■ TO DO: Return the lines of the records from the one containing "point [717, 344, 728, 354]" down to the one containing "point [885, 408, 897, 420]", including both, copied character for character.

■ INPUT:
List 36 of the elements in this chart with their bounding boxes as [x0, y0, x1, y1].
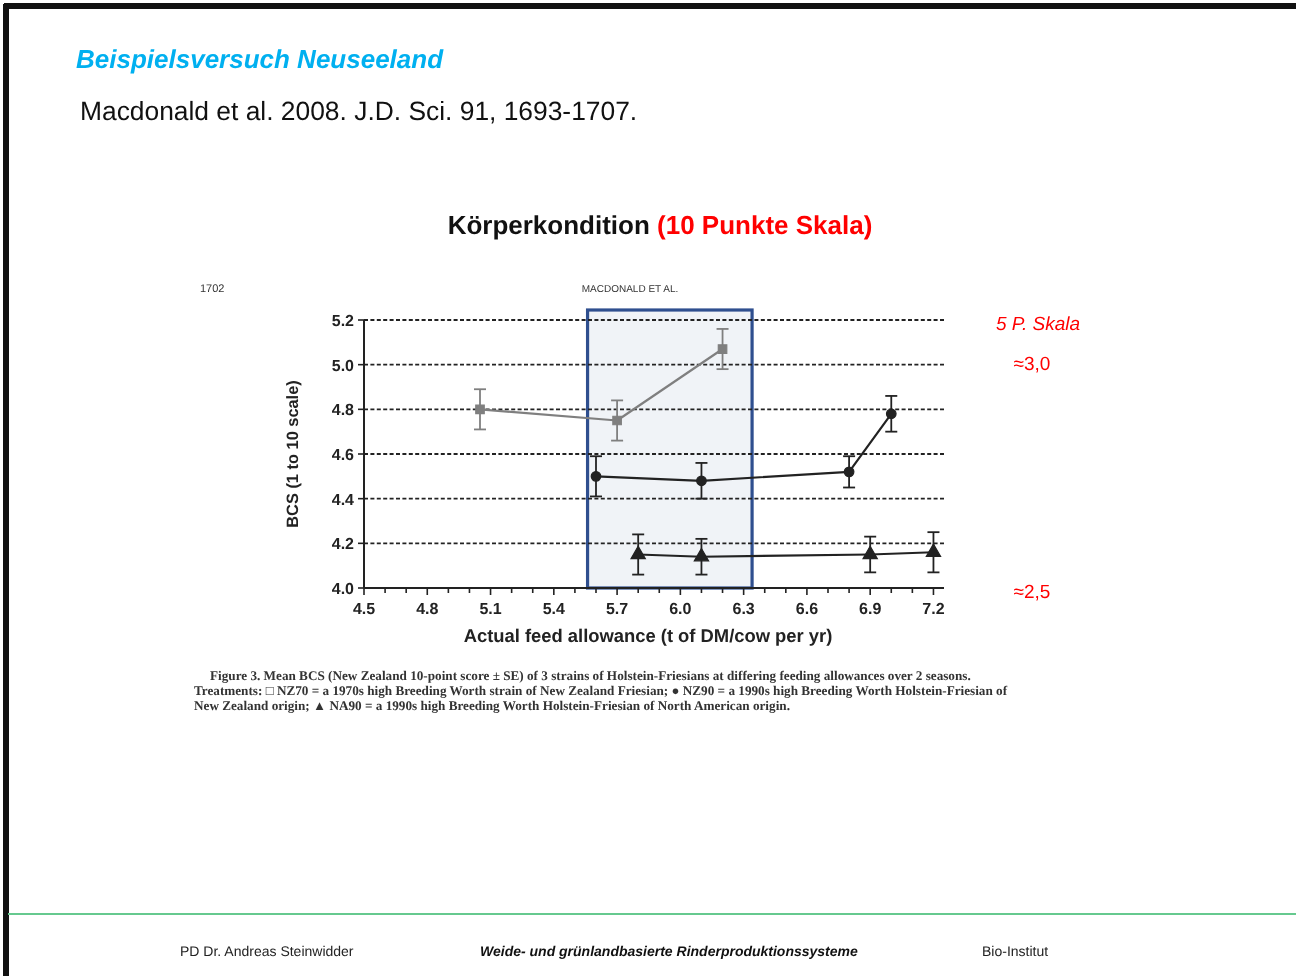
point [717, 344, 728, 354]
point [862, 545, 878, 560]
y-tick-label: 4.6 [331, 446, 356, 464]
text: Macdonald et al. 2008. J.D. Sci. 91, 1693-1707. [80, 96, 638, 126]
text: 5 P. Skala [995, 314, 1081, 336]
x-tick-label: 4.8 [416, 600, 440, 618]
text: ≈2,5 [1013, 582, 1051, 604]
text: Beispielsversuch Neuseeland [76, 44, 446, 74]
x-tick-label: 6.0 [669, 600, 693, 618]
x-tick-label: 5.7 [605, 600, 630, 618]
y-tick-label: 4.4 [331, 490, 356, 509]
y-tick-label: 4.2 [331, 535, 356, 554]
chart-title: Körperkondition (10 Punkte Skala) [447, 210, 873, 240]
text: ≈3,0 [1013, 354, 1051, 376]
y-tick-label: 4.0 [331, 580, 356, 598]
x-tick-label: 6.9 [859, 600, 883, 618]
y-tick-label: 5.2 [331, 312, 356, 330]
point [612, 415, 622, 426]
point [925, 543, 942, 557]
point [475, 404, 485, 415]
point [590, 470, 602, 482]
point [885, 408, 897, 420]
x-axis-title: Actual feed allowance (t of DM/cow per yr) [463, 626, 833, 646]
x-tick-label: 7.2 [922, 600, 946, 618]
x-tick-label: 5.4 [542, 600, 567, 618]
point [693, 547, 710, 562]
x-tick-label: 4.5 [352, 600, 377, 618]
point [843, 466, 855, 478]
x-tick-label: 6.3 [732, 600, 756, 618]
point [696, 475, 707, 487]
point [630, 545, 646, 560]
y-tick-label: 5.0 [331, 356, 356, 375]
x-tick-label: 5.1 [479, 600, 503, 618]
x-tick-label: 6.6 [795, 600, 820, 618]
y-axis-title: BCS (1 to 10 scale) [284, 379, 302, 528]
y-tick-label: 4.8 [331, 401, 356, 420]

■ SOLUTION TO THIS EXERCISE:
point [717, 344, 728, 354]
point [862, 545, 878, 560]
y-tick-label: 4.6 [331, 446, 356, 464]
text: Macdonald et al. 2008. J.D. Sci. 91, 1693-1707. [80, 96, 638, 126]
text: 5 P. Skala [995, 314, 1081, 336]
x-tick-label: 4.8 [416, 600, 440, 618]
text: ≈2,5 [1013, 582, 1051, 604]
text: Beispielsversuch Neuseeland [76, 44, 446, 74]
x-tick-label: 6.0 [669, 600, 693, 618]
x-tick-label: 5.7 [605, 600, 630, 618]
y-tick-label: 4.4 [331, 490, 356, 509]
y-tick-label: 4.2 [331, 535, 356, 554]
chart-title: Körperkondition (10 Punkte Skala) [447, 210, 873, 240]
text: ≈3,0 [1013, 354, 1051, 376]
y-tick-label: 4.0 [331, 580, 356, 598]
x-tick-label: 6.9 [859, 600, 883, 618]
y-tick-label: 5.2 [331, 312, 356, 330]
point [612, 415, 622, 426]
point [925, 543, 942, 557]
point [475, 404, 485, 415]
point [590, 470, 602, 482]
point [885, 408, 897, 420]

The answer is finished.